- BRIEF A
From the travel account of Cuandixia, return the part that opens with the words containing "The trip could" and closes with "to get lost.".
- BRIEF B
List every number in the travel account of Cuandixia, each with what it measures.
- BRIEF C
Put this sentence from the travel account of Cuandixia into Spanish: "Their kitchens are the rest stops, their living rooms the folk custom museums."

== PASSAGE TO READ

The trip could have last less than two hours but our driver wanted to teach us the real implications of the Chinese word milu.
A word that I will never forget and that translated into English sounds pretty much like: to get lost.
The sweet sound of it made you expect a wonderful hidden meaning and instead, there we are, asking for directions every 20 meters on streets traversed only by occasional rickety buses and ramshackle carts.
After more than 3 hours, we finally reached our destination.
End of March is not the best period for a trip to Cuandixia; trees are still bare and bushes are mostly dead.
It's like trying to sing The Sound of Music in the village of The Nightmare Before Christmas.
Cuandixia is located on a valley floor and populated by a small group of families (circa seventy) who decided to literally open their doors to tourists.
Their kitchens are the rest stops, their living rooms the folk custom museums.

====
== STORED RECORDS

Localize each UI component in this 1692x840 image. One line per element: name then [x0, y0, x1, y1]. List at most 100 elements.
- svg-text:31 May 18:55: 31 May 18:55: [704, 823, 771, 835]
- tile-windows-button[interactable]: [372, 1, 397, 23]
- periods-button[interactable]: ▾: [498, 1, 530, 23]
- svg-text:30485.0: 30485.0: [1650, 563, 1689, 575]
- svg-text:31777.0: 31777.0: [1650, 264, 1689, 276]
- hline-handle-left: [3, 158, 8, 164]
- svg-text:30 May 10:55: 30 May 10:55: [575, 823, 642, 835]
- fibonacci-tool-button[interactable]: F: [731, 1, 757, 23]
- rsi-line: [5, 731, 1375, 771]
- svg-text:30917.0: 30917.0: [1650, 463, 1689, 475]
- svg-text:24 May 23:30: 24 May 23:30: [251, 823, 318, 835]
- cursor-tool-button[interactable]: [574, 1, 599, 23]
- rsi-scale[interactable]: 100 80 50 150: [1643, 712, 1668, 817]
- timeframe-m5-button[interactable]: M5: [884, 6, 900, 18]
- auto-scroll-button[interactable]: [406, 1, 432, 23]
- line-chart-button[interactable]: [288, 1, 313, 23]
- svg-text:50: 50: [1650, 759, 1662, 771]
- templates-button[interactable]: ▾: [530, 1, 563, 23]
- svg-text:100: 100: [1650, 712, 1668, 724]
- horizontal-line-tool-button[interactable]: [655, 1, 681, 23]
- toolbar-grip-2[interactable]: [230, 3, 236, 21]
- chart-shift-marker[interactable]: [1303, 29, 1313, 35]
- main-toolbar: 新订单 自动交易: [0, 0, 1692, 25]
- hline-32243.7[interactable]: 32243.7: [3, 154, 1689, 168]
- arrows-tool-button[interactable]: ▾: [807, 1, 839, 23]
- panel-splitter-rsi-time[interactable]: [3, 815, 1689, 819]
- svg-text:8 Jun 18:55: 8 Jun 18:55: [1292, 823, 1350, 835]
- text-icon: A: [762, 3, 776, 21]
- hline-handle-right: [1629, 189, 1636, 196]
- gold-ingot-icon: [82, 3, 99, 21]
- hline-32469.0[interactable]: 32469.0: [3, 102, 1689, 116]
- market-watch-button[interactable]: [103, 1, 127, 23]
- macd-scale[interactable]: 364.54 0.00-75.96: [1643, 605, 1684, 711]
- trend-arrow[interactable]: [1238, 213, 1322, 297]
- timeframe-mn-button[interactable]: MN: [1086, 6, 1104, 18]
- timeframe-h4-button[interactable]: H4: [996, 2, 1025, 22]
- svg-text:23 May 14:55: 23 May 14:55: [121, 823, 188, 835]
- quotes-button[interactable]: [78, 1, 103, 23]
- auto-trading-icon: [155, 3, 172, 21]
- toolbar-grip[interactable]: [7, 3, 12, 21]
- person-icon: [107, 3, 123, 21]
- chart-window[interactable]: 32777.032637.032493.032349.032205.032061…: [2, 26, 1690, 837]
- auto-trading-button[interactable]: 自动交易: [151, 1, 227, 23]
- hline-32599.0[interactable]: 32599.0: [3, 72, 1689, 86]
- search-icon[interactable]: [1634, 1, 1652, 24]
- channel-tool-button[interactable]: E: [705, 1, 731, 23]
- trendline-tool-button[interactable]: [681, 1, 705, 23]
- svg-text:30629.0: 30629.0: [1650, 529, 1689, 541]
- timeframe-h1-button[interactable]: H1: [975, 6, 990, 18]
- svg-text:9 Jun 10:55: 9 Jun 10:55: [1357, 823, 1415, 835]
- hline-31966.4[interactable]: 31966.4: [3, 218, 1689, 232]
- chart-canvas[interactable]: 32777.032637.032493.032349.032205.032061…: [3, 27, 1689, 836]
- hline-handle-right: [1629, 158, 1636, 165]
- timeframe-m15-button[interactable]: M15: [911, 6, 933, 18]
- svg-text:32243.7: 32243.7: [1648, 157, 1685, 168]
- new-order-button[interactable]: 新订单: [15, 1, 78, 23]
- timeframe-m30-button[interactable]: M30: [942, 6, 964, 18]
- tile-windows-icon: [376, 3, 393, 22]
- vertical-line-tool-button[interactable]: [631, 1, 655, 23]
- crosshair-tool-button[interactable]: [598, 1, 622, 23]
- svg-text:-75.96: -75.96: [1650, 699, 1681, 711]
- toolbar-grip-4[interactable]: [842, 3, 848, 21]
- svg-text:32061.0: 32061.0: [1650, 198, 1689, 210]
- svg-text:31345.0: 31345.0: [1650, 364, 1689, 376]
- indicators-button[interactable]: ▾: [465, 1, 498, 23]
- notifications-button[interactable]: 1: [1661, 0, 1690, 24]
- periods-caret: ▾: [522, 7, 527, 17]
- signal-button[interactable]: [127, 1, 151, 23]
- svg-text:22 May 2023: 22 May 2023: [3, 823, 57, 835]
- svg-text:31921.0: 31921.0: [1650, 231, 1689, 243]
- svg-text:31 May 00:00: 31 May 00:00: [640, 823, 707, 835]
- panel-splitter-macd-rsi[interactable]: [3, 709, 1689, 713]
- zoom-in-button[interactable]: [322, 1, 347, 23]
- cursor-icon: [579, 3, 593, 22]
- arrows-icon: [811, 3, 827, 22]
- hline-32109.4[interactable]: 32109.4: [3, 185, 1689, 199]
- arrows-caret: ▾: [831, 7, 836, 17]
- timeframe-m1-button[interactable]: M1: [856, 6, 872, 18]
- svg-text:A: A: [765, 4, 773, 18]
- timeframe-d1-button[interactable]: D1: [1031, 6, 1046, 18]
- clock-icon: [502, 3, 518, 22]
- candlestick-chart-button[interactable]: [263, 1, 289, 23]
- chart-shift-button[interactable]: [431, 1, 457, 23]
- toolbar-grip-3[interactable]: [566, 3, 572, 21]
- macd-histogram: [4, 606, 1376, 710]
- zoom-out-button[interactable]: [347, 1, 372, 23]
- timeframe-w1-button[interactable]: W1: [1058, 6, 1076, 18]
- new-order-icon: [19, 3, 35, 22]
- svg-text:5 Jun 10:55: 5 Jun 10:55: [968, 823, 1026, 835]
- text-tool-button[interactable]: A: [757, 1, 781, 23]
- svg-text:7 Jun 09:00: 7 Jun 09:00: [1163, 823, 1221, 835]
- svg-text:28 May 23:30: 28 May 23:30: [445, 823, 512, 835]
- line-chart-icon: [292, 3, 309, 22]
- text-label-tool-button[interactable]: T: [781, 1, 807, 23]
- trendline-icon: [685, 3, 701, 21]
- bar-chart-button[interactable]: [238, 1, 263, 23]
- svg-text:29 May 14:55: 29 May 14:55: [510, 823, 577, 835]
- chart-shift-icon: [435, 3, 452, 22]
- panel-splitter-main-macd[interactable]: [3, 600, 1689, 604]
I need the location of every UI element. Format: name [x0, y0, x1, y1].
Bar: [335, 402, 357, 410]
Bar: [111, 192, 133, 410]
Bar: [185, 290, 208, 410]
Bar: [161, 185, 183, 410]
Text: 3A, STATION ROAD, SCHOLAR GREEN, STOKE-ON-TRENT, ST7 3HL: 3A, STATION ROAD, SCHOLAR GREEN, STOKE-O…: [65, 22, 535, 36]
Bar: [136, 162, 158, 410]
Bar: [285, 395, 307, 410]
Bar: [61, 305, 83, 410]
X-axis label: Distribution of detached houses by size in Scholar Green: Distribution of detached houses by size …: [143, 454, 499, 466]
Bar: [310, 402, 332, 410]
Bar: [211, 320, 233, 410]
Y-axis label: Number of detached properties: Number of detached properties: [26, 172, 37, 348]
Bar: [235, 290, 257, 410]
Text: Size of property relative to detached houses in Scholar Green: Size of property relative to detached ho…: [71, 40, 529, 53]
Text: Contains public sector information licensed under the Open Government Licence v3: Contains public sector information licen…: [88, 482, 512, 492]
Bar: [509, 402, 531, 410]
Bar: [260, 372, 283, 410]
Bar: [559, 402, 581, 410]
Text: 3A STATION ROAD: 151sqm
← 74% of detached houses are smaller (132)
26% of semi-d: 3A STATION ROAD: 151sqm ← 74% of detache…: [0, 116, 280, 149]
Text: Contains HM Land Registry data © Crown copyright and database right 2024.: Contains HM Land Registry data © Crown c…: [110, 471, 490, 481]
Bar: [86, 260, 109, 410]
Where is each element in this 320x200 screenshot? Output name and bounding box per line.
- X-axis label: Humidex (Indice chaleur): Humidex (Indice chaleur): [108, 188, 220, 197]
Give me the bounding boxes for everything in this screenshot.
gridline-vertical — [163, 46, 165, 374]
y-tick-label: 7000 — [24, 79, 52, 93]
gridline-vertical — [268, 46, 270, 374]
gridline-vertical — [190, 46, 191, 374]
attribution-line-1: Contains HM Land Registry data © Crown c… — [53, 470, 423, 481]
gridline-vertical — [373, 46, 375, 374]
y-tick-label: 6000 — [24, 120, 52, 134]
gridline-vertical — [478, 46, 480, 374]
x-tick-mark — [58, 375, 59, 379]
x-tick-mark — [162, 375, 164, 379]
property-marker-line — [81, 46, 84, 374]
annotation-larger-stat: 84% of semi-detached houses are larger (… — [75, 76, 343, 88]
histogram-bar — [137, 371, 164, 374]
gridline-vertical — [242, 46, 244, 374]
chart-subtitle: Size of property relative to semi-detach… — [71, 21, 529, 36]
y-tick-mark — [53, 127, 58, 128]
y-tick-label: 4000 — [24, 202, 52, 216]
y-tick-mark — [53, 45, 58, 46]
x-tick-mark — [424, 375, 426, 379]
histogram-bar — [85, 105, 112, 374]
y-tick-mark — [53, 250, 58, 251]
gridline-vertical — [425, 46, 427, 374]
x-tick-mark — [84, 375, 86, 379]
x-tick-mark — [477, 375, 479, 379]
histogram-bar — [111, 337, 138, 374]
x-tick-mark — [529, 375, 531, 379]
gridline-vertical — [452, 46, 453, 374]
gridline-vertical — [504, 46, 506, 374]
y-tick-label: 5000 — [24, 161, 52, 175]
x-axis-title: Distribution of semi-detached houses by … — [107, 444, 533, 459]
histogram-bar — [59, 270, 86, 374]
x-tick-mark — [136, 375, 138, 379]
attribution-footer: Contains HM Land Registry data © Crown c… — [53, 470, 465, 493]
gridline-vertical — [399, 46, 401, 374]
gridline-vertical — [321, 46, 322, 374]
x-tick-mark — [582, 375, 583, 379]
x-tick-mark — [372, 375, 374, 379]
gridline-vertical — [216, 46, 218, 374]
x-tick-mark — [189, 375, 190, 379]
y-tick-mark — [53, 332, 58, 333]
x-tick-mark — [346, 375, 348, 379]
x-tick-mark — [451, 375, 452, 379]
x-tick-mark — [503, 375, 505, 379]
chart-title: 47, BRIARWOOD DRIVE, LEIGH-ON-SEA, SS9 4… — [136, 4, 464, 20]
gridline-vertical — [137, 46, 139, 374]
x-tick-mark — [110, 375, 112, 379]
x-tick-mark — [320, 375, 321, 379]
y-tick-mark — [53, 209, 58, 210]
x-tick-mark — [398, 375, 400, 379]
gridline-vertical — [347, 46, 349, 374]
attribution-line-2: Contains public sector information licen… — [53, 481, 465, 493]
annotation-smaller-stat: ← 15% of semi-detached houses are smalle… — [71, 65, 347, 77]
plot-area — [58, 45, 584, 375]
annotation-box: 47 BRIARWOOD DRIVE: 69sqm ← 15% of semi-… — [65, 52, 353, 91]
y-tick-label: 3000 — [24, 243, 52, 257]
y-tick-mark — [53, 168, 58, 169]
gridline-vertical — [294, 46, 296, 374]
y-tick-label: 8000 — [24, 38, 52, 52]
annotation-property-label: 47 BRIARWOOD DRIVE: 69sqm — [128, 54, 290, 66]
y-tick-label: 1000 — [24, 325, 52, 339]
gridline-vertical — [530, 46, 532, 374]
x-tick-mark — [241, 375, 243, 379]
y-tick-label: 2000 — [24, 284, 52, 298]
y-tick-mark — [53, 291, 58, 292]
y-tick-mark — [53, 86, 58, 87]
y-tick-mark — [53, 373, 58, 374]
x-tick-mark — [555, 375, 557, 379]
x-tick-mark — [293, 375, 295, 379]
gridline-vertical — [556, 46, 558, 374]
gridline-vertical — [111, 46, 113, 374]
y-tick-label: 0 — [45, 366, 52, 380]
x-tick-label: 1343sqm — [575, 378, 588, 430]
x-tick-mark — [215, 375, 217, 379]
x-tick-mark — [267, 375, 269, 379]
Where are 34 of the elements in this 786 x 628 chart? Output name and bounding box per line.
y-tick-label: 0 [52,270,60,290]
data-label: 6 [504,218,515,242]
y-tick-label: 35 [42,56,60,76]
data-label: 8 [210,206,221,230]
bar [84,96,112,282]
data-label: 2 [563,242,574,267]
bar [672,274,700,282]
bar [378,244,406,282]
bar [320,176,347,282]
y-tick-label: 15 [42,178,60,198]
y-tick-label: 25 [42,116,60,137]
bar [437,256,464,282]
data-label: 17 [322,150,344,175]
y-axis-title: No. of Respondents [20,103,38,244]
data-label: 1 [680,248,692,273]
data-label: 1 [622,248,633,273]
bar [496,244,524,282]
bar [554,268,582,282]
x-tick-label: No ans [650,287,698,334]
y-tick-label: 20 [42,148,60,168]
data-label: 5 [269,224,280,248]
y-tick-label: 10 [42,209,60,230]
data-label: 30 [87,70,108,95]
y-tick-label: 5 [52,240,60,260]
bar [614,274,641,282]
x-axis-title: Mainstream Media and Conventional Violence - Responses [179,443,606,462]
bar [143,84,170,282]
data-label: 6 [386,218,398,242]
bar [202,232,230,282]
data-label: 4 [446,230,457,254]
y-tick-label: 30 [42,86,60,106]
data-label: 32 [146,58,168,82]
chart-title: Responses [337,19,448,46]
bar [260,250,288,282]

====

- WRITTEN REPLY A
The trip could have last less than two hours but our driver wanted to teach us the real implications of the Chinese word milu.
A word that I will never forget and that translated into English sounds pretty much like: to get lost.

- WRITTEN REPLY B
- less than two hours: how long the trip could have taken
- every 20 meters: how often they asked for directions
- more than 3 hours: how long it took to reach the destination
- circa seventy: the number of families living in Cuandixia

- WRITTEN REPLY C
Sus cocinas son las áreas de descanso, sus salas de estar los museos de costumbres populares.